- **Directions for this task**: Please copy all of the rows below, reproducing each line character for character.

[Dataset rows]
◆ ◆ ◆ ◆ ◆ ◆ ◆

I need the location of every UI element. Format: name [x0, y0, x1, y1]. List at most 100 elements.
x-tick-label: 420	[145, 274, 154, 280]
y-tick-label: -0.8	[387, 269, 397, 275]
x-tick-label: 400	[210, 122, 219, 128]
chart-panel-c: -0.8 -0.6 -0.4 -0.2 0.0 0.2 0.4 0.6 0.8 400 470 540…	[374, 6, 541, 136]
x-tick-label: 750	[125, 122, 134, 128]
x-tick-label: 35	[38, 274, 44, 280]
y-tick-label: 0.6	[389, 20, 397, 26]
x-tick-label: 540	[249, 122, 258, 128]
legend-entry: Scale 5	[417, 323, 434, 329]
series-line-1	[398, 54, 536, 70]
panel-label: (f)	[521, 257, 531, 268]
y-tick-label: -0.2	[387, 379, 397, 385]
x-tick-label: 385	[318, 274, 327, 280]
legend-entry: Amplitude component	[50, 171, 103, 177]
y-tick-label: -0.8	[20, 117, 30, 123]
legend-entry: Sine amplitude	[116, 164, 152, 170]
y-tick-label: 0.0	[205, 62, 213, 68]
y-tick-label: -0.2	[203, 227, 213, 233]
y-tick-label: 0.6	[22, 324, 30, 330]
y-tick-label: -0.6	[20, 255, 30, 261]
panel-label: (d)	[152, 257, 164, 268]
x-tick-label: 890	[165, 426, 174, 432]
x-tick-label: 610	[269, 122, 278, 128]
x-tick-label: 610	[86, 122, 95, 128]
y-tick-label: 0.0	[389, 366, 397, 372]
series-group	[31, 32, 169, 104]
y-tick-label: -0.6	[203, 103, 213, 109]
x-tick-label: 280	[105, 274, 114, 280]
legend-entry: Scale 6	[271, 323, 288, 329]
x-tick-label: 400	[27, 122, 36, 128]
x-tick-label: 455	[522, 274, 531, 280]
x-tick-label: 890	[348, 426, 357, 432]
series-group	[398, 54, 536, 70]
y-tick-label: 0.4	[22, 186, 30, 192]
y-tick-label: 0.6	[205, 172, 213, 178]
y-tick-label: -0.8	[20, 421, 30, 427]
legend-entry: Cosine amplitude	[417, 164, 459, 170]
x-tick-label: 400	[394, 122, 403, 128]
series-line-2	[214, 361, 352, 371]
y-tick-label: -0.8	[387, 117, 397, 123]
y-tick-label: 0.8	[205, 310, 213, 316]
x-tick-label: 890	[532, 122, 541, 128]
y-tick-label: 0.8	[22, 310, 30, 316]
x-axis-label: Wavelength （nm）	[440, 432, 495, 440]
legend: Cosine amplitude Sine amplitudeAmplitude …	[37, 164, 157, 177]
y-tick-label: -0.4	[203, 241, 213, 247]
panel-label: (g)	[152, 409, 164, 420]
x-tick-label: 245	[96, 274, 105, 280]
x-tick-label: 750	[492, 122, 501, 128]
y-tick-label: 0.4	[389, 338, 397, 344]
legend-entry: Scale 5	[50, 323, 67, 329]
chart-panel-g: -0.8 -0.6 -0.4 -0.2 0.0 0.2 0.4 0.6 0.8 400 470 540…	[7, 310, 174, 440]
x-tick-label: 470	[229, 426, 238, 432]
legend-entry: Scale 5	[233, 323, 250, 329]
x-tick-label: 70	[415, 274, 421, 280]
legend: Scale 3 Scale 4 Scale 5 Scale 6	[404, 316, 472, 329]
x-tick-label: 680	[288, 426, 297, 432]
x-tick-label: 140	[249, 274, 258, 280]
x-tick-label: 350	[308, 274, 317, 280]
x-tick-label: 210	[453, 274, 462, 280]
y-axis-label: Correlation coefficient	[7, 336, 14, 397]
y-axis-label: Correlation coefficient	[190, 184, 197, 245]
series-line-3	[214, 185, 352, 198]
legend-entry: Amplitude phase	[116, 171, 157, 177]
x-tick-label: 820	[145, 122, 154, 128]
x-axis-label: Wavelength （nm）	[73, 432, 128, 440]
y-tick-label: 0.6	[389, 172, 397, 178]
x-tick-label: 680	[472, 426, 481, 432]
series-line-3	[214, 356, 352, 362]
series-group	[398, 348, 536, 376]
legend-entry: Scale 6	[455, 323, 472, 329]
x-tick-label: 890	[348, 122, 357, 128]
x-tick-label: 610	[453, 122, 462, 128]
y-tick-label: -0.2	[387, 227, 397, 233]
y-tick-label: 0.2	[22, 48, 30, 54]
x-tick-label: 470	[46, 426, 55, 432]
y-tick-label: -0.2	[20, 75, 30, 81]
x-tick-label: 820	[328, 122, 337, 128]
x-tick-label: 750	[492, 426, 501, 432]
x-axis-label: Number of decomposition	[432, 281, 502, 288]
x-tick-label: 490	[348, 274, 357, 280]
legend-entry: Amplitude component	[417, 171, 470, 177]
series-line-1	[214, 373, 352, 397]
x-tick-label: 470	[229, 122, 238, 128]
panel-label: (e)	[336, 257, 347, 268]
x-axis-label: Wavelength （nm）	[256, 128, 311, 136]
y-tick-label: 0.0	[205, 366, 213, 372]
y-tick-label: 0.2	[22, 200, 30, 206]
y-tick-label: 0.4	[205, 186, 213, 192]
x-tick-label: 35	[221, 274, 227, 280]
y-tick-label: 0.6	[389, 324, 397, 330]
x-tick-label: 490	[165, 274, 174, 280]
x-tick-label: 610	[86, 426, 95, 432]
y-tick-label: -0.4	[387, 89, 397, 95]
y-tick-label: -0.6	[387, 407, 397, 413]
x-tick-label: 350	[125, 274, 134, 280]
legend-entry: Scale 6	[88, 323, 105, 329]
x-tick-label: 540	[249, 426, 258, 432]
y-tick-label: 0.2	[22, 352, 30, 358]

◆ ◆ ◆ ◆ ◆ ◆ ◆

- **Answer for this exercise**:
I need the location of every UI element. Format: name [x0, y0, x1, y1]. List at most 100 elements.
x-tick-label: 420	[145, 274, 154, 280]
y-tick-label: -0.8	[387, 269, 397, 275]
x-tick-label: 400	[210, 122, 219, 128]
chart-panel-c: -0.8 -0.6 -0.4 -0.2 0.0 0.2 0.4 0.6 0.8 400 470 540…	[374, 6, 541, 136]
x-tick-label: 750	[125, 122, 134, 128]
x-tick-label: 35	[38, 274, 44, 280]
y-tick-label: 0.6	[389, 20, 397, 26]
x-tick-label: 540	[249, 122, 258, 128]
legend-entry: Scale 5	[417, 323, 434, 329]
series-line-1	[398, 54, 536, 70]
panel-label: (f)	[521, 257, 531, 268]
y-tick-label: -0.2	[387, 379, 397, 385]
x-tick-label: 385	[318, 274, 327, 280]
legend-entry: Amplitude component	[50, 171, 103, 177]
y-tick-label: -0.8	[20, 117, 30, 123]
legend-entry: Sine amplitude	[116, 164, 152, 170]
y-tick-label: 0.0	[205, 62, 213, 68]
y-tick-label: -0.2	[203, 227, 213, 233]
y-tick-label: 0.6	[22, 324, 30, 330]
y-tick-label: -0.6	[20, 255, 30, 261]
panel-label: (d)	[152, 257, 164, 268]
x-tick-label: 890	[165, 426, 174, 432]
x-tick-label: 610	[269, 122, 278, 128]
x-tick-label: 610	[86, 122, 95, 128]
y-tick-label: 0.0	[389, 366, 397, 372]
series-group	[31, 32, 169, 104]
y-tick-label: -0.6	[203, 103, 213, 109]
x-tick-label: 280	[105, 274, 114, 280]
legend-entry: Scale 6	[271, 323, 288, 329]
x-tick-label: 400	[27, 122, 36, 128]
x-tick-label: 455	[522, 274, 531, 280]
x-tick-label: 890	[348, 426, 357, 432]
series-group	[398, 54, 536, 70]
y-tick-label: 0.4	[22, 186, 30, 192]
y-tick-label: 0.6	[205, 172, 213, 178]
y-tick-label: -0.8	[20, 421, 30, 427]
legend-entry: Cosine amplitude	[417, 164, 459, 170]
x-tick-label: 400	[394, 122, 403, 128]
series-line-2	[214, 361, 352, 371]
y-tick-label: -0.8	[387, 117, 397, 123]
y-tick-label: 0.8	[205, 310, 213, 316]
x-tick-label: 890	[532, 122, 541, 128]
y-tick-label: 0.8	[22, 310, 30, 316]
x-axis-label: Wavelength （nm）	[440, 432, 495, 440]
legend: Cosine amplitude Sine amplitudeAmplitude …	[37, 164, 157, 177]
y-tick-label: -0.4	[203, 241, 213, 247]
panel-label: (g)	[152, 409, 164, 420]
x-tick-label: 245	[96, 274, 105, 280]
x-tick-label: 750	[492, 122, 501, 128]
y-tick-label: 0.4	[389, 338, 397, 344]
legend-entry: Scale 5	[50, 323, 67, 329]
chart-panel-g: -0.8 -0.6 -0.4 -0.2 0.0 0.2 0.4 0.6 0.8 400 470 540…	[7, 310, 174, 440]
x-tick-label: 470	[229, 426, 238, 432]
legend-entry: Scale 5	[233, 323, 250, 329]
x-tick-label: 70	[415, 274, 421, 280]
legend: Scale 3 Scale 4 Scale 5 Scale 6	[404, 316, 472, 329]
x-tick-label: 680	[288, 426, 297, 432]
x-tick-label: 140	[249, 274, 258, 280]
x-tick-label: 350	[308, 274, 317, 280]
x-tick-label: 210	[453, 274, 462, 280]
y-axis-label: Correlation coefficient	[7, 336, 14, 397]
y-axis-label: Correlation coefficient	[190, 184, 197, 245]
series-line-3	[214, 185, 352, 198]
legend-entry: Amplitude phase	[116, 171, 157, 177]
x-tick-label: 820	[145, 122, 154, 128]
x-axis-label: Wavelength （nm）	[73, 432, 128, 440]
y-tick-label: 0.6	[389, 172, 397, 178]
x-tick-label: 680	[472, 426, 481, 432]
series-line-3	[214, 356, 352, 362]
series-group	[398, 348, 536, 376]
legend-entry: Scale 6	[455, 323, 472, 329]
x-tick-label: 890	[348, 122, 357, 128]
x-tick-label: 610	[453, 122, 462, 128]
y-tick-label: -0.2	[387, 227, 397, 233]
y-tick-label: 0.2	[22, 48, 30, 54]
x-tick-label: 470	[46, 426, 55, 432]
y-tick-label: -0.2	[20, 75, 30, 81]
x-tick-label: 820	[328, 122, 337, 128]
x-tick-label: 750	[492, 426, 501, 432]
x-axis-label: Number of decomposition	[432, 281, 502, 288]
x-tick-label: 490	[348, 274, 357, 280]
legend-entry: Amplitude component	[417, 171, 470, 177]
series-line-1	[214, 373, 352, 397]
x-tick-label: 470	[229, 122, 238, 128]
panel-label: (e)	[336, 257, 347, 268]
x-axis-label: Wavelength （nm）	[256, 128, 311, 136]
y-tick-label: 0.0	[205, 366, 213, 372]
y-tick-label: 0.2	[22, 200, 30, 206]
y-tick-label: 0.4	[205, 186, 213, 192]
x-tick-label: 35	[221, 274, 227, 280]
y-tick-label: 0.6	[389, 324, 397, 330]
x-tick-label: 490	[165, 274, 174, 280]
x-tick-label: 610	[86, 426, 95, 432]
y-tick-label: -0.4	[387, 89, 397, 95]
y-tick-label: -0.6	[387, 407, 397, 413]
x-tick-label: 350	[125, 274, 134, 280]
legend-entry: Scale 6	[88, 323, 105, 329]
x-tick-label: 540	[249, 426, 258, 432]
y-tick-label: 0.2	[22, 352, 30, 358]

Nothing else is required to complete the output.